**Dataset records:**
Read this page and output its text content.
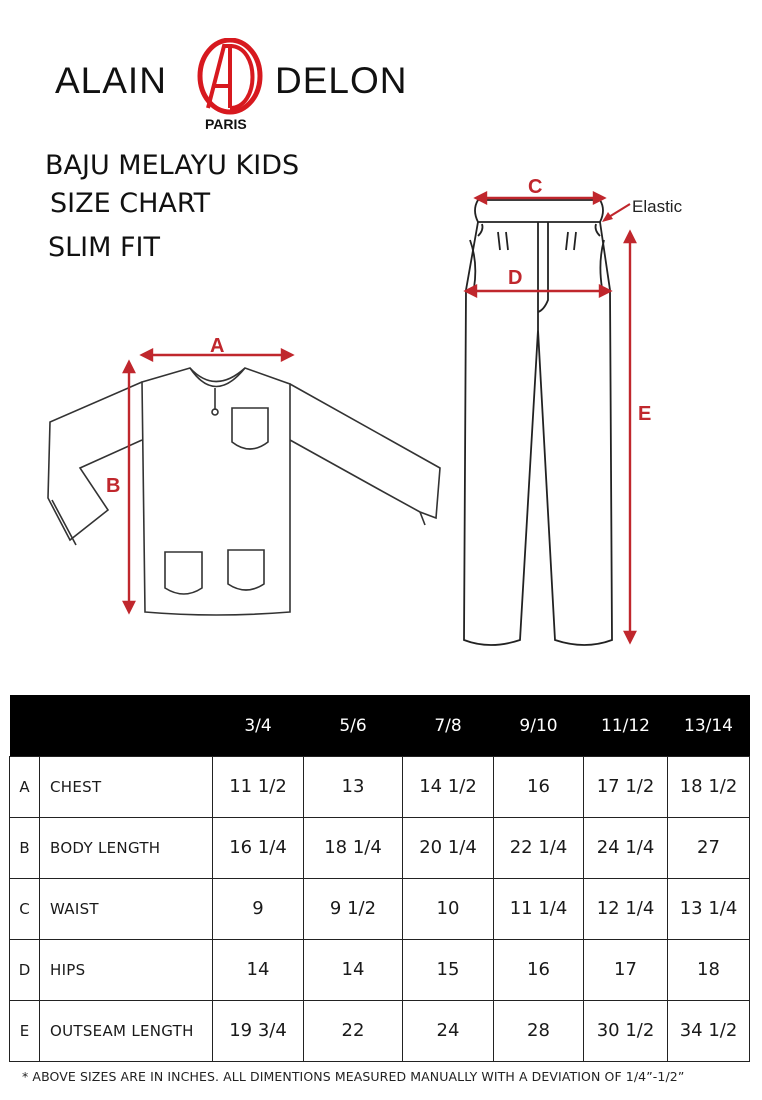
ALAIN	DELON
PARIS
BAJU MELAYU KIDS
SIZE CHART
SLIM FIT
A
B
C
Elastic
D
E
		3/4	5/6	7/8	9/10	11/12	13/14
A	CHEST	11 1/2	13	14 1/2	16	17 1/2	18 1/2
B	BODY LENGTH	16 1/4	18 1/4	20 1/4	22 1/4	24 1/4	27
C	WAIST	9	9 1/2	10	11 1/4	12 1/4	13 1/4
D	HIPS	14	14	15	16	17	18
E	OUTSEAM LENGTH	19 3/4	22	24	28	30 1/2	34 1/2
* ABOVE SIZES ARE IN INCHES. ALL DIMENTIONS MEASURED MANUALLY WITH A DEVIATION OF 1/4”-1/2”
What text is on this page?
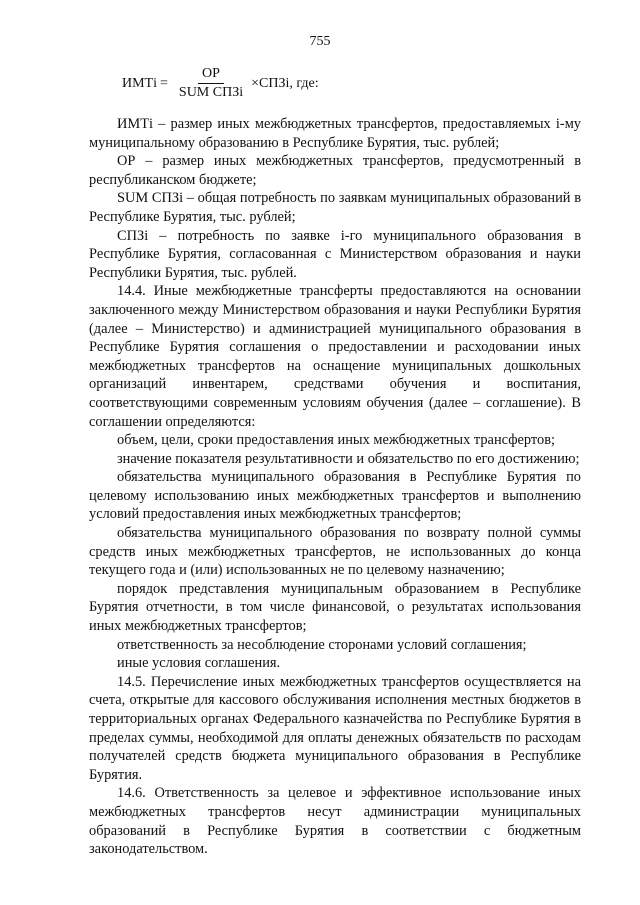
755
ИМТі = $\frac{ОР}{\text{SUM СПЗі}}$ × СПЗі , где:

ИМТі – размер иных межбюджетных трансфертов, предоставляемых і-му муниципальному образованию в Республике Бурятия, тыс. рублей;

ОР – размер иных межбюджетных трансфертов, предусмотренный в республиканском бюджете;

SUM СПЗі – общая потребность по заявкам муниципальных образований в Республике Бурятия, тыс. рублей;

СПЗі – потребность по заявке і-го муниципального образования в Республике Бурятия, согласованная с Министерством образования и науки Республики Бурятия, тыс. рублей.

14.4. Иные межбюджетные трансферты предоставляются на основании заключенного между Министерством образования и науки Республики Бурятия (далее – Министерство) и администрацией муниципального образования в Республике Бурятия соглашения о предоставлении и расходовании иных межбюджетных трансфертов на оснащение муниципальных дошкольных организаций инвентарем, средствами обучения и воспитания, соответствующими современным условиям обучения (далее – соглашение). В соглашении определяются:

объем, цели, сроки предоставления иных межбюджетных трансфертов;

значение показателя результативности и обязательство по его достижению;

обязательства муниципального образования в Республике Бурятия по целевому использованию иных межбюджетных трансфертов и выполнению условий предоставления иных межбюджетных трансфертов;

обязательства муниципального образования по возврату полной суммы средств иных межбюджетных трансфертов, не использованных до конца текущего года и (или) использованных не по целевому назначению;

порядок представления муниципальным образованием в Республике Бурятия отчетности, в том числе финансовой, о результатах использования иных межбюджетных трансфертов;

ответственность за несоблюдение сторонами условий соглашения;

иные условия соглашения.

14.5. Перечисление иных межбюджетных трансфертов осуществляется на счета, открытые для кассового обслуживания исполнения местных бюджетов в территориальных органах Федерального казначейства по Республике Бурятия в пределах суммы, необходимой для оплаты денежных обязательств по расходам получателей средств бюджета муниципального образования в Республике Бурятия.

14.6. Ответственность за целевое и эффективное использование иных межбюджетных трансфертов несут администрации муниципальных образований в Республике Бурятия в соответствии с бюджетным законодательством.
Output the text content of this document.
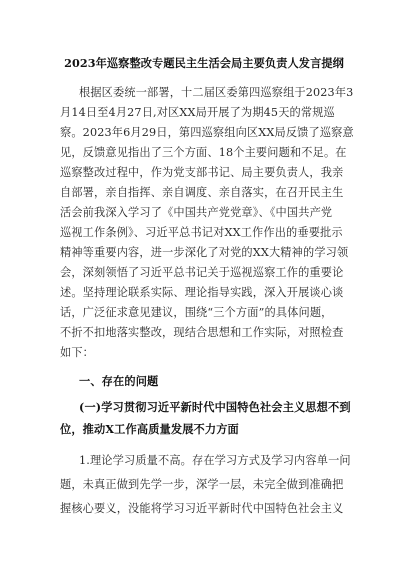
2023年巡察整改专题民主生活会局主要负责人发言提纲
根据区委统一部署，十二届区委第四巡察组于2023年3
月14日至4月27日,对区XX局开展了为期45天的常规巡
察。2023年6月29日，第四巡察组向区XX局反馈了巡察意
见，反馈意见指出了三个方面、18个主要问题和不足。在
巡察整改过程中，作为党支部书记、局主要负责人，我亲
自部署，亲自指挥、亲自调度、亲自落实，在召开民主生
活会前我深入学习了《中国共产党党章》、《中国共产党
巡视工作条例》、习近平总书记对XX工作作出的垂要批示
精神等重要内容，进一步深化了对党的XX大精神的学习领
会，深刻领悟了习近平总书记关于巡视巡察工作的重要论
述。坚持理论联系实际、理论指导实践，深入开展谈心谈
话，广泛征求意见建议，围绕“三个方面”的具体问题，
不折不扣地落实整改，现结合思想和工作实际，对照检查
如下：
一、存在的问题
(一)学习贯彻习近平新时代中国特色社会主义思想不到
位，推动X工作高质量发展不力方面
1.理论学习质量不高。存在学习方式及学习内容单一问
题，未真正做到先学一步，深学一层，未完全做到准确把
握核心要义，没能将学习习近平新时代中国特色社会主义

**Goal of the exercise:**
Copy every entry word for word, but omit the pictures.

**Answer to the task:**
Read this page and output its text content.
ALAIN	DELON
PARIS
BAJU MELAYU KIDS
SIZE CHART
SLIM FIT
A
B
C
Elastic
D
E
		3/4	5/6	7/8	9/10	11/12	13/14
A	CHEST	11 1/2	13	14 1/2	16	17 1/2	18 1/2
B	BODY LENGTH	16 1/4	18 1/4	20 1/4	22 1/4	24 1/4	27
C	WAIST	9	9 1/2	10	11 1/4	12 1/4	13 1/4
D	HIPS	14	14	15	16	17	18
E	OUTSEAM LENGTH	19 3/4	22	24	28	30 1/2	34 1/2
* ABOVE SIZES ARE IN INCHES. ALL DIMENTIONS MEASURED MANUALLY WITH A DEVIATION OF 1/4”-1/2”
What text is on this page?
755
ИМТі = $\frac{ОР}{\text{SUM СПЗі}}$ × СПЗі , где:

ИМТі – размер иных межбюджетных трансфертов, предоставляемых і-му муниципальному образованию в Республике Бурятия, тыс. рублей;

ОР – размер иных межбюджетных трансфертов, предусмотренный в республиканском бюджете;

SUM СПЗі – общая потребность по заявкам муниципальных образований в Республике Бурятия, тыс. рублей;

СПЗі – потребность по заявке і-го муниципального образования в Республике Бурятия, согласованная с Министерством образования и науки Республики Бурятия, тыс. рублей.

14.4. Иные межбюджетные трансферты предоставляются на основании заключенного между Министерством образования и науки Республики Бурятия (далее – Министерство) и администрацией муниципального образования в Республике Бурятия соглашения о предоставлении и расходовании иных межбюджетных трансфертов на оснащение муниципальных дошкольных организаций инвентарем, средствами обучения и воспитания, соответствующими современным условиям обучения (далее – соглашение). В соглашении определяются:

объем, цели, сроки предоставления иных межбюджетных трансфертов;

значение показателя результативности и обязательство по его достижению;

обязательства муниципального образования в Республике Бурятия по целевому использованию иных межбюджетных трансфертов и выполнению условий предоставления иных межбюджетных трансфертов;

обязательства муниципального образования по возврату полной суммы средств иных межбюджетных трансфертов, не использованных до конца текущего года и (или) использованных не по целевому назначению;

порядок представления муниципальным образованием в Республике Бурятия отчетности, в том числе финансовой, о результатах использования иных межбюджетных трансфертов;

ответственность за несоблюдение сторонами условий соглашения;

иные условия соглашения.

14.5. Перечисление иных межбюджетных трансфертов осуществляется на счета, открытые для кассового обслуживания исполнения местных бюджетов в территориальных органах Федерального казначейства по Республике Бурятия в пределах суммы, необходимой для оплаты денежных обязательств по расходам получателей средств бюджета муниципального образования в Республике Бурятия.

14.6. Ответственность за целевое и эффективное использование иных межбюджетных трансфертов несут администрации муниципальных образований в Республике Бурятия в соответствии с бюджетным законодательством.
Output the text content of this document.
2023年巡察整改专题民主生活会局主要负责人发言提纲
根据区委统一部署，十二届区委第四巡察组于2023年3
月14日至4月27日,对区XX局开展了为期45天的常规巡
察。2023年6月29日，第四巡察组向区XX局反馈了巡察意
见，反馈意见指出了三个方面、18个主要问题和不足。在
巡察整改过程中，作为党支部书记、局主要负责人，我亲
自部署，亲自指挥、亲自调度、亲自落实，在召开民主生
活会前我深入学习了《中国共产党党章》、《中国共产党
巡视工作条例》、习近平总书记对XX工作作出的垂要批示
精神等重要内容，进一步深化了对党的XX大精神的学习领
会，深刻领悟了习近平总书记关于巡视巡察工作的重要论
述。坚持理论联系实际、理论指导实践，深入开展谈心谈
话，广泛征求意见建议，围绕“三个方面”的具体问题，
不折不扣地落实整改，现结合思想和工作实际，对照检查
如下：
一、存在的问题
(一)学习贯彻习近平新时代中国特色社会主义思想不到
位，推动X工作高质量发展不力方面
1.理论学习质量不高。存在学习方式及学习内容单一问
题，未真正做到先学一步，深学一层，未完全做到准确把
握核心要义，没能将学习习近平新时代中国特色社会主义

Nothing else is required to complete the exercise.